* EXERCISE DETAILS: Filter the entries, keeping every line with the word "працює".

* ITEMS:
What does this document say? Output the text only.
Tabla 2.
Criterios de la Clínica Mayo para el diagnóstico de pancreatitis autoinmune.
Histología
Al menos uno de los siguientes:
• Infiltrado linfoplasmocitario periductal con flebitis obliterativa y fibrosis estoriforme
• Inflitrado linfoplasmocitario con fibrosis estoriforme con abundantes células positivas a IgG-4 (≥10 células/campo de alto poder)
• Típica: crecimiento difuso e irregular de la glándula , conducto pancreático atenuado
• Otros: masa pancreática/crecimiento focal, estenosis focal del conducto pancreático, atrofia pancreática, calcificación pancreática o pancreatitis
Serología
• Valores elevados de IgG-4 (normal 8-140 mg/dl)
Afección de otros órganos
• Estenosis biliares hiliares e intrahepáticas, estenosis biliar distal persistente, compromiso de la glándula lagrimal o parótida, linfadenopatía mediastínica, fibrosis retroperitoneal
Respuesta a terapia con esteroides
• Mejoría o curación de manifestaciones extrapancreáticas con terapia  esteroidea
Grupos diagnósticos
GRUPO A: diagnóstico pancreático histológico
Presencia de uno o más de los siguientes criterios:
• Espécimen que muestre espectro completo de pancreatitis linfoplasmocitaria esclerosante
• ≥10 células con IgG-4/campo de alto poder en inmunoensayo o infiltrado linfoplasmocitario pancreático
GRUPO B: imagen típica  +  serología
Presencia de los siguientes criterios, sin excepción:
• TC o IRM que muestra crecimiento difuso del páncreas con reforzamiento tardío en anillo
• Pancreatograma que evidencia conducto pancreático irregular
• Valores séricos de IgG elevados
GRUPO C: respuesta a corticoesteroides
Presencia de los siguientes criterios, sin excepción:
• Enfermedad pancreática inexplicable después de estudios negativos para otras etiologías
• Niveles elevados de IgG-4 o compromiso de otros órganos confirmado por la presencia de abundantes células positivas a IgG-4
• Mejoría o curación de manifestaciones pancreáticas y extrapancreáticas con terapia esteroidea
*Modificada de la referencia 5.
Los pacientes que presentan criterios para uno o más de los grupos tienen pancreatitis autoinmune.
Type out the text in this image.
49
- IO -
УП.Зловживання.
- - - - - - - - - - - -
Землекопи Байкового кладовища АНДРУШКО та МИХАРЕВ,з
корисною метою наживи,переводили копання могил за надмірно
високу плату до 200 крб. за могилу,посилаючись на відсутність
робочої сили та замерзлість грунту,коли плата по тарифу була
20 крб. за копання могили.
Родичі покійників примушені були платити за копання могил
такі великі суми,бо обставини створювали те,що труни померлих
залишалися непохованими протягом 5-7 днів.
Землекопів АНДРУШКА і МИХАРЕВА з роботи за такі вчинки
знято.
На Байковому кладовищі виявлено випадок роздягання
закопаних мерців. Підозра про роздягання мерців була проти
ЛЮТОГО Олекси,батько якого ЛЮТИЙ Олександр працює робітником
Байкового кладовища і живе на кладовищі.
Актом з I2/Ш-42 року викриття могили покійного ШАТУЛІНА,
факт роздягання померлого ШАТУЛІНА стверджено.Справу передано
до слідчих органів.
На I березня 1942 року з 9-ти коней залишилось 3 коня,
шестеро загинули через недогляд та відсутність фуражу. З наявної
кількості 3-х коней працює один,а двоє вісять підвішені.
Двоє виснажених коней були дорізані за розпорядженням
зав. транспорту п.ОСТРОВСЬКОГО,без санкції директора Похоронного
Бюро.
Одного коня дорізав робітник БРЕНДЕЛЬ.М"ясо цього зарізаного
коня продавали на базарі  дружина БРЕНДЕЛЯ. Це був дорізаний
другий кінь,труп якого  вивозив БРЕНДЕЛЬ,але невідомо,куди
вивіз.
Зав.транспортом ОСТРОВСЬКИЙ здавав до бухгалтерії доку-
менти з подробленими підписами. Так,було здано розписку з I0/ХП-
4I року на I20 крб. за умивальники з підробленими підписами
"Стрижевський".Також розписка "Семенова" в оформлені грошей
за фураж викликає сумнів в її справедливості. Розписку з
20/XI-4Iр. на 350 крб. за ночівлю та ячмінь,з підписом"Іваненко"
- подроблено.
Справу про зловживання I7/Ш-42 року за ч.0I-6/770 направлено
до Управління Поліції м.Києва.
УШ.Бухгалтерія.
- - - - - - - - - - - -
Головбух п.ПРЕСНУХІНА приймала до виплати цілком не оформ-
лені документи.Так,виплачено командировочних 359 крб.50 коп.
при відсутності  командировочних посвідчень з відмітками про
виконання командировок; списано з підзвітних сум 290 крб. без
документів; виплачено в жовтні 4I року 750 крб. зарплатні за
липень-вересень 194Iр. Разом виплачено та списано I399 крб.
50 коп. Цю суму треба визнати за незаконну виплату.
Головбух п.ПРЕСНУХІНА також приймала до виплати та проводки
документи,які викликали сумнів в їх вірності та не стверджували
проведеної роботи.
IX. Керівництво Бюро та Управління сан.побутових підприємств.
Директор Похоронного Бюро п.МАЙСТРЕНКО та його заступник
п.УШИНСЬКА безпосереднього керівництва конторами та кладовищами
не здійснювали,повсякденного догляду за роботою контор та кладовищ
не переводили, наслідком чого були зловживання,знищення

* PROBLEM SOLUTION:
ЛЮТОГО Олекси,батько якого ЛЮТИЙ Олександр працює робітником
кількості 3-х коней працює один,а двоє вісять підвішені.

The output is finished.